>>>

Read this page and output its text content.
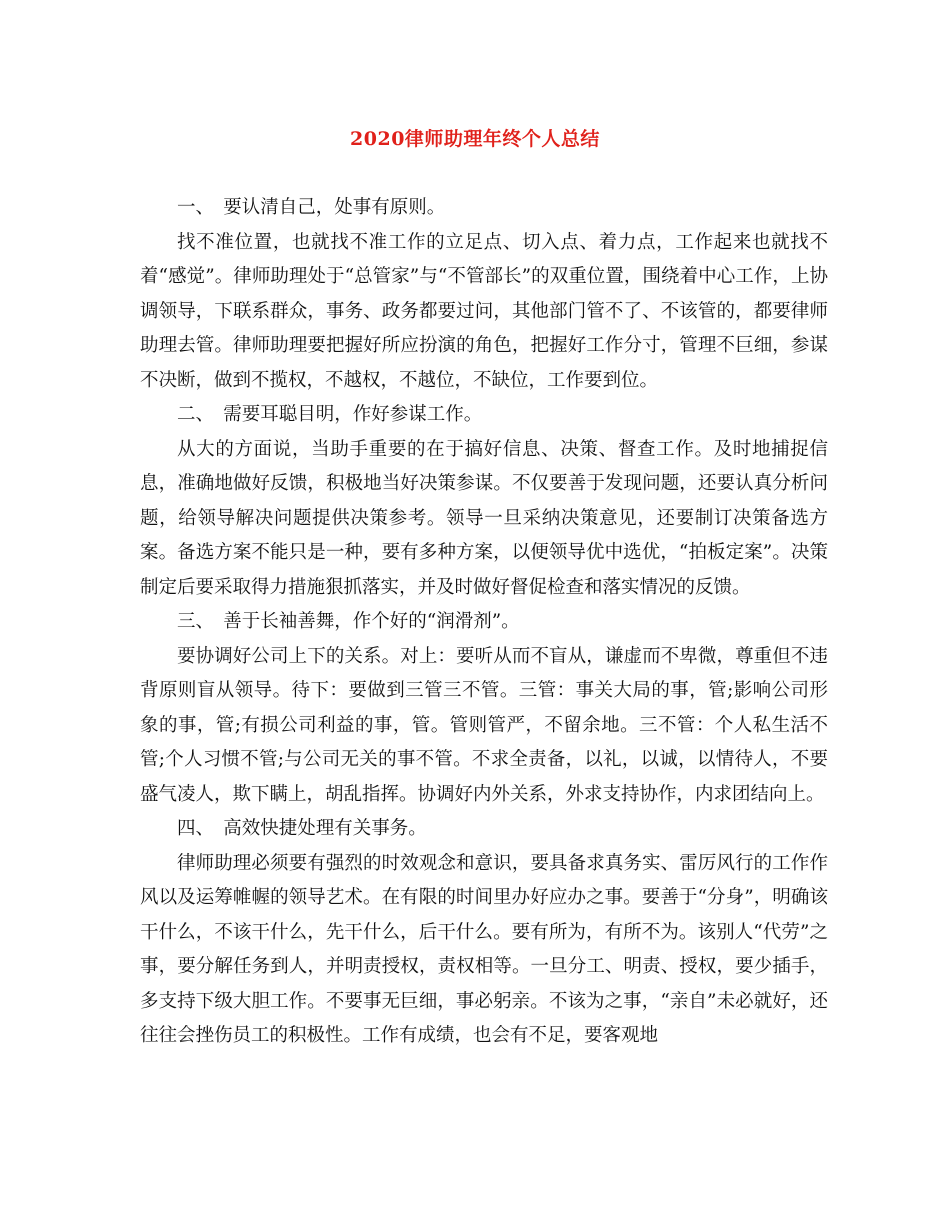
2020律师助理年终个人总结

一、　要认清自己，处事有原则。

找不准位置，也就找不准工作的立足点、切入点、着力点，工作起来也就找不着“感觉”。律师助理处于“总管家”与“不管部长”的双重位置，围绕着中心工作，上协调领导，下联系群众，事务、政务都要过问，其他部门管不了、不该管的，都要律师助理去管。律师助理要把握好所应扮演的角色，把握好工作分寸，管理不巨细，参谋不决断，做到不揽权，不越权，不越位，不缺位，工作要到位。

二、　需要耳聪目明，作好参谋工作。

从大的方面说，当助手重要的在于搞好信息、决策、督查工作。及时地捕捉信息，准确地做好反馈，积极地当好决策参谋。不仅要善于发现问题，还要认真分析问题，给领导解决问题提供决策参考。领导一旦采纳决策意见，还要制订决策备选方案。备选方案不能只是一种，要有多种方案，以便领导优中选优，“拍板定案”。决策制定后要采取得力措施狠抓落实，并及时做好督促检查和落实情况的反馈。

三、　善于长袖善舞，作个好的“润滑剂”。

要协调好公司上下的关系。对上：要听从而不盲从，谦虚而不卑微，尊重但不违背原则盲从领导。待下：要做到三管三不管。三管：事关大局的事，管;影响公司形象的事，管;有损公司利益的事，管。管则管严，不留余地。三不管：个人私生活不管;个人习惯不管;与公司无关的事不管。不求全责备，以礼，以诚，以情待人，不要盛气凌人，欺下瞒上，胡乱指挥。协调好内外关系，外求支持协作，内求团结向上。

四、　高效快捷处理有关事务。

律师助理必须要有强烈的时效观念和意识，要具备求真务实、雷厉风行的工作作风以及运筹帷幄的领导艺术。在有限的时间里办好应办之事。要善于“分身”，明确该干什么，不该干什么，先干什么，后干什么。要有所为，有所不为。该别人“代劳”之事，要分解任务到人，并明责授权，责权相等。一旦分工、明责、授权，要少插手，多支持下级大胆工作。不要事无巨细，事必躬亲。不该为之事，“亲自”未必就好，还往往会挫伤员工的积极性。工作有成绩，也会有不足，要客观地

<<<
>>>

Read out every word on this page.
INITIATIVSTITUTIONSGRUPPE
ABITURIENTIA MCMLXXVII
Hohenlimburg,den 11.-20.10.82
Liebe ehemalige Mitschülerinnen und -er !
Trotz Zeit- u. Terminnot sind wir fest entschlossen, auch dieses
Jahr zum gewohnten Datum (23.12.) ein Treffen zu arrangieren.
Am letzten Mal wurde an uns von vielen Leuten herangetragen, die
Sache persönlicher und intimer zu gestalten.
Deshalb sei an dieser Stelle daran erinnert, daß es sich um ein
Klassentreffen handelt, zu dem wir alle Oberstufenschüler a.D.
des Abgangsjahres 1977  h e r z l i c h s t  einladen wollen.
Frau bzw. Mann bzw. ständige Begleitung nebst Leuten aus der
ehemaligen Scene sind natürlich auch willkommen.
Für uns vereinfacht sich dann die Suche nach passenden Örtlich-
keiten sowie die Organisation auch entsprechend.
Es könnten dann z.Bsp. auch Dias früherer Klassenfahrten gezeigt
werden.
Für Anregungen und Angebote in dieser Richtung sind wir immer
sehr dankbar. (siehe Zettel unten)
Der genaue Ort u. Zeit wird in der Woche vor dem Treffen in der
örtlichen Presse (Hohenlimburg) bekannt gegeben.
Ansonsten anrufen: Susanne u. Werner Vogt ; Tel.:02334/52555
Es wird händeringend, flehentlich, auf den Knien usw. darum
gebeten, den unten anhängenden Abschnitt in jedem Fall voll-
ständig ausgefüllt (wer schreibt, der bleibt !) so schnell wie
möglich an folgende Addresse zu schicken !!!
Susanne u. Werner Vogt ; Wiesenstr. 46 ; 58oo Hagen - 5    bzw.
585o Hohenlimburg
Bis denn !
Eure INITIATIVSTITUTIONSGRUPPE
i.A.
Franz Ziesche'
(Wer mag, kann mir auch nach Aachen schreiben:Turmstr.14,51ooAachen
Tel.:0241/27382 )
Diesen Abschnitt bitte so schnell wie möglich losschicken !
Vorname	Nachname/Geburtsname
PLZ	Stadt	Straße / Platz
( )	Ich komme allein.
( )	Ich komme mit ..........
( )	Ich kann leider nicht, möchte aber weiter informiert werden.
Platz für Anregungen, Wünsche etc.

<<<

[Objective]: State how many lines above include the word "werden", and nothing more.

[Completed task]: 2